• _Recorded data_

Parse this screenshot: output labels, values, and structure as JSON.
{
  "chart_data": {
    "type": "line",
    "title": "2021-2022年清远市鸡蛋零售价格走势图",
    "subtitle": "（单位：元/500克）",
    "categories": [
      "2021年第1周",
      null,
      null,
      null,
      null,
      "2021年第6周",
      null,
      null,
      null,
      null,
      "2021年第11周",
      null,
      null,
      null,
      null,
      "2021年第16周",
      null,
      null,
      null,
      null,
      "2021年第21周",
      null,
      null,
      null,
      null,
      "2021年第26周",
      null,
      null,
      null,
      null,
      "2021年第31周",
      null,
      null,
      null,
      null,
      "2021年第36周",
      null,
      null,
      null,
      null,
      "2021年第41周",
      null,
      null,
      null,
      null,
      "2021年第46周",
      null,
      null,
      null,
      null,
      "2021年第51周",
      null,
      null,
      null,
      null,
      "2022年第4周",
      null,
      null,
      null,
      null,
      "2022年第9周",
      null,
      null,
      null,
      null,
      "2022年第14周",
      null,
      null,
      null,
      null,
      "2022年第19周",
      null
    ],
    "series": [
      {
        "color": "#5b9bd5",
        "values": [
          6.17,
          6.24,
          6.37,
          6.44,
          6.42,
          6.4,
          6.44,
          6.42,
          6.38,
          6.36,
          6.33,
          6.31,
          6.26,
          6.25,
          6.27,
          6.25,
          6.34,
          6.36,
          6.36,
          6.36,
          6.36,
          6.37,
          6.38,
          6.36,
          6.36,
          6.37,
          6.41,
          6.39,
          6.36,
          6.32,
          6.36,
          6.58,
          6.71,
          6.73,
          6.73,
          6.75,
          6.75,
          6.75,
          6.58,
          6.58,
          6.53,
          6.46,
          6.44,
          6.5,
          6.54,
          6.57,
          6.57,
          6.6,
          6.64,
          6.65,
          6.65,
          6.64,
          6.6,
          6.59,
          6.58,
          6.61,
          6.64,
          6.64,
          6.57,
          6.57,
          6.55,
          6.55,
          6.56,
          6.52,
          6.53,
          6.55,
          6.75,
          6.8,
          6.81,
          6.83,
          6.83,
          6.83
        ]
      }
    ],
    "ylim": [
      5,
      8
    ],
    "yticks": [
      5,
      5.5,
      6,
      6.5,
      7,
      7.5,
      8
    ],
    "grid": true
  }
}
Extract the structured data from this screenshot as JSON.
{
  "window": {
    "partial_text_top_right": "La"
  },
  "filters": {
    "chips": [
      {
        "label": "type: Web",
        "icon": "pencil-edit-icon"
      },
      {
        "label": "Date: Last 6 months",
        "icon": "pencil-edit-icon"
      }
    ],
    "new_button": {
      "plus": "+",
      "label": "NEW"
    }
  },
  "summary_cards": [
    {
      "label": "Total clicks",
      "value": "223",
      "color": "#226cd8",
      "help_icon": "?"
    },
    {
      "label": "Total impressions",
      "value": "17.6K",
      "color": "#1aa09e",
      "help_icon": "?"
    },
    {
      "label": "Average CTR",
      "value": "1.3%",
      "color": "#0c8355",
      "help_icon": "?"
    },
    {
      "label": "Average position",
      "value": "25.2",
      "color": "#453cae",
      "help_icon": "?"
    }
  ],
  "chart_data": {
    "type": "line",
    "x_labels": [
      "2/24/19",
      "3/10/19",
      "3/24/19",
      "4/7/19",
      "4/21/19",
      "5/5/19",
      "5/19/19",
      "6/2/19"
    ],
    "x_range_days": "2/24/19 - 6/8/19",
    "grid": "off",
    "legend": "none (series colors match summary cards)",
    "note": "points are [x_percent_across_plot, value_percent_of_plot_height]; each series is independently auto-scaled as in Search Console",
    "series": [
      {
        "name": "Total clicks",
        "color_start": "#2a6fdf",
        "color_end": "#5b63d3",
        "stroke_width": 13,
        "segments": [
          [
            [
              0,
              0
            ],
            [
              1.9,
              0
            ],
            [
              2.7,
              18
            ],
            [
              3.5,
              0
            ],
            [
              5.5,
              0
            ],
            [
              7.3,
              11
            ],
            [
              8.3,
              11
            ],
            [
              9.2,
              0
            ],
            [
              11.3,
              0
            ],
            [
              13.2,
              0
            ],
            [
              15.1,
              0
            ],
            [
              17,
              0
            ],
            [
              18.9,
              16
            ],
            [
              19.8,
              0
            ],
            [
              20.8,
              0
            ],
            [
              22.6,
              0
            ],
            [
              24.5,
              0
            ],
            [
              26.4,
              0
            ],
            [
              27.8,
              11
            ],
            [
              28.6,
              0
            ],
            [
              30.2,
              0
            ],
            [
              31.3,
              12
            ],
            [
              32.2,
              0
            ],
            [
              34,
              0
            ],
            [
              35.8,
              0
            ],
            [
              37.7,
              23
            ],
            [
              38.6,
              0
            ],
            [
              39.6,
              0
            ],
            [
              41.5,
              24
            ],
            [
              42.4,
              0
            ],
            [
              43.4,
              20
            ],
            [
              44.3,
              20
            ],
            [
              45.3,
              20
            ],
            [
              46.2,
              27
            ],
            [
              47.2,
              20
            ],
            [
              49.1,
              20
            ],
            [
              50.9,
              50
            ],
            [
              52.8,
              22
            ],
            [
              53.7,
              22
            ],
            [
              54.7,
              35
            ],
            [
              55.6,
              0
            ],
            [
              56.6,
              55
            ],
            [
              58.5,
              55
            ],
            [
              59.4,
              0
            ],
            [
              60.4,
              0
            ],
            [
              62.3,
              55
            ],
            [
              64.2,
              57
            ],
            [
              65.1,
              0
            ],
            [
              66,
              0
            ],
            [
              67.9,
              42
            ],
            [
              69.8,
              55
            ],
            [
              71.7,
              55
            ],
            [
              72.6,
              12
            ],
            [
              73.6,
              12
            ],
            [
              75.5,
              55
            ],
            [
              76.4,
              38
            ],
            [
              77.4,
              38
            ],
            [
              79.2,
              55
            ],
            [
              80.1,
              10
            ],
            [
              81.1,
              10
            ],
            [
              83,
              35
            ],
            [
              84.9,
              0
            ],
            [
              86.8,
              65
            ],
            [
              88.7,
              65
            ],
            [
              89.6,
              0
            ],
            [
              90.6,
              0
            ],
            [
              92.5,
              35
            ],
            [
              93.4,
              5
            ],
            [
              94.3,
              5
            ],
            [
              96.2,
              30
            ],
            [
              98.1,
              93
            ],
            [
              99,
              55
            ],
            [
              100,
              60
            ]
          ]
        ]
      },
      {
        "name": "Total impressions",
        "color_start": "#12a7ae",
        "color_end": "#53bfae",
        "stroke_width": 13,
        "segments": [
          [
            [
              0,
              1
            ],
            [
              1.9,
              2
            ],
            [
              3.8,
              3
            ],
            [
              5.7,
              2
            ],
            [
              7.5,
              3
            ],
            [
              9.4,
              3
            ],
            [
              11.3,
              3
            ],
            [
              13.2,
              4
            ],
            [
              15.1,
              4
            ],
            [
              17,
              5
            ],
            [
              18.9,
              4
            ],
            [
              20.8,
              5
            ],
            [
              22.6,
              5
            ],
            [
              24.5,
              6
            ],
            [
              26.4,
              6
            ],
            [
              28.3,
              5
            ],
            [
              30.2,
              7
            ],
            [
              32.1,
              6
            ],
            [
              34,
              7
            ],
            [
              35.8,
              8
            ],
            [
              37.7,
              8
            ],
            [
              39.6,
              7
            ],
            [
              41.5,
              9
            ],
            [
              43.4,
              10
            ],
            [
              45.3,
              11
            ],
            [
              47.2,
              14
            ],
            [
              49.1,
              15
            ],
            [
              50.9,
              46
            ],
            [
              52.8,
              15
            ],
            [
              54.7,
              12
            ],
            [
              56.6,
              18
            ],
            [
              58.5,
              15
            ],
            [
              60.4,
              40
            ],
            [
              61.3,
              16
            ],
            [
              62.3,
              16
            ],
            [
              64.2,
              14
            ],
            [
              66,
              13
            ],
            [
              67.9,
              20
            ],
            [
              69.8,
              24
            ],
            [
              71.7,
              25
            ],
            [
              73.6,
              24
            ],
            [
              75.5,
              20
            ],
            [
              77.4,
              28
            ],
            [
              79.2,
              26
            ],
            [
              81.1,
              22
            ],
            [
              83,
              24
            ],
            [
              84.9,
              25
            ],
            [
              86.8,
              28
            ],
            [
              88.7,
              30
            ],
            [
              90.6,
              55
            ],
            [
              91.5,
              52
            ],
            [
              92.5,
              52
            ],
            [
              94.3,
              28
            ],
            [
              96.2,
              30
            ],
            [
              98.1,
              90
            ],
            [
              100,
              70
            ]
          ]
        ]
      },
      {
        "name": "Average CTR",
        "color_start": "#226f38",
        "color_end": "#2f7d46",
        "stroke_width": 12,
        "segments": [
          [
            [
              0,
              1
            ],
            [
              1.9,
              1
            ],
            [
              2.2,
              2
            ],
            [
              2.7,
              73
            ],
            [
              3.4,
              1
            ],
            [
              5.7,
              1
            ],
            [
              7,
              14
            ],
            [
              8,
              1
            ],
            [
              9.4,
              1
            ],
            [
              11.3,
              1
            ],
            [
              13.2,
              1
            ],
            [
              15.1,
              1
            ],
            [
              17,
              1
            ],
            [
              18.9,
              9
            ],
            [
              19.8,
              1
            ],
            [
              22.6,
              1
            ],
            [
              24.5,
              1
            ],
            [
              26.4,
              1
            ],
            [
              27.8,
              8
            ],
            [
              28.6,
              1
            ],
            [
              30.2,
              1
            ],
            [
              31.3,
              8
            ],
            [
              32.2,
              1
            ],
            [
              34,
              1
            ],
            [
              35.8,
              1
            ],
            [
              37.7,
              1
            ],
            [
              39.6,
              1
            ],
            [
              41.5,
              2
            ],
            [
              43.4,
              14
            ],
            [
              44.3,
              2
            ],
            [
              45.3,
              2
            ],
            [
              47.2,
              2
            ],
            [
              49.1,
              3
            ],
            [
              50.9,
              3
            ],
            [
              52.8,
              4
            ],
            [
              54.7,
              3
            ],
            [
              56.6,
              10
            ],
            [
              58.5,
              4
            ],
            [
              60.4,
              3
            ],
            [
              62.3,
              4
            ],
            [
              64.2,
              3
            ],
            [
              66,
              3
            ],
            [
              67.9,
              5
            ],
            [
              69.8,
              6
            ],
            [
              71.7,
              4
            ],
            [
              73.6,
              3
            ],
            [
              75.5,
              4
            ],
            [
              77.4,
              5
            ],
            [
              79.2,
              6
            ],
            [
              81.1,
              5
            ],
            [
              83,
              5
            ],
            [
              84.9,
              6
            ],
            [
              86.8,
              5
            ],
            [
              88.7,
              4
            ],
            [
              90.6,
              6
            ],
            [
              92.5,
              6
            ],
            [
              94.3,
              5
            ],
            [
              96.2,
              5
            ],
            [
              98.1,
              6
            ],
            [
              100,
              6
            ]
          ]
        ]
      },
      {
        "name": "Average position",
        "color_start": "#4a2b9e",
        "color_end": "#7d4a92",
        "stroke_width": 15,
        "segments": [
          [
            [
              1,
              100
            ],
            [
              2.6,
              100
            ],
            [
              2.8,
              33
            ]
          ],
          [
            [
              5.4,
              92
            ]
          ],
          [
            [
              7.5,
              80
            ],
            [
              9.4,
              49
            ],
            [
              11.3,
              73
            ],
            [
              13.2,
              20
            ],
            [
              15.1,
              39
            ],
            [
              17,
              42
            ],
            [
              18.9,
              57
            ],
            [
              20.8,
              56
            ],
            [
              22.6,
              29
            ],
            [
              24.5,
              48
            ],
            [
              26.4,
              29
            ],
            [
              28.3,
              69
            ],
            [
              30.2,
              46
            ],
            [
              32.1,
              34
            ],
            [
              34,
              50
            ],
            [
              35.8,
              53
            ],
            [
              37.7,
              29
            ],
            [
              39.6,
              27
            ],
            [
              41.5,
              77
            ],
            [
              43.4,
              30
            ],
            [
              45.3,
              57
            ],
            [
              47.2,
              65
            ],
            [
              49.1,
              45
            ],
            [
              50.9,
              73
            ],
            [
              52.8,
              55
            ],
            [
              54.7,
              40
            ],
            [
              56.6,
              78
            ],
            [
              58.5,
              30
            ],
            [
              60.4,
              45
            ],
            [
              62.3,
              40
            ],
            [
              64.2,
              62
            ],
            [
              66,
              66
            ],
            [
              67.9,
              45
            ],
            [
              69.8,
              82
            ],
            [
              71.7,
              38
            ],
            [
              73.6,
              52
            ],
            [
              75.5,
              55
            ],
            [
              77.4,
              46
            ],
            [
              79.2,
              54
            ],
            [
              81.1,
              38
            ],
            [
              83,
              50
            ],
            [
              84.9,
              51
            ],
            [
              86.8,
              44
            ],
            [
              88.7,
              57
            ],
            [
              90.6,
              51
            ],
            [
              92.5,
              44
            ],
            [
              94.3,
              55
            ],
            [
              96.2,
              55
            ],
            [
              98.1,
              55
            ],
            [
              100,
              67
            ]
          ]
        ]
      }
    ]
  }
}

• _What you have to do_
Among the lines of the records above, count those holding the string "values", and report only the number.

• _Solution to this problem_
2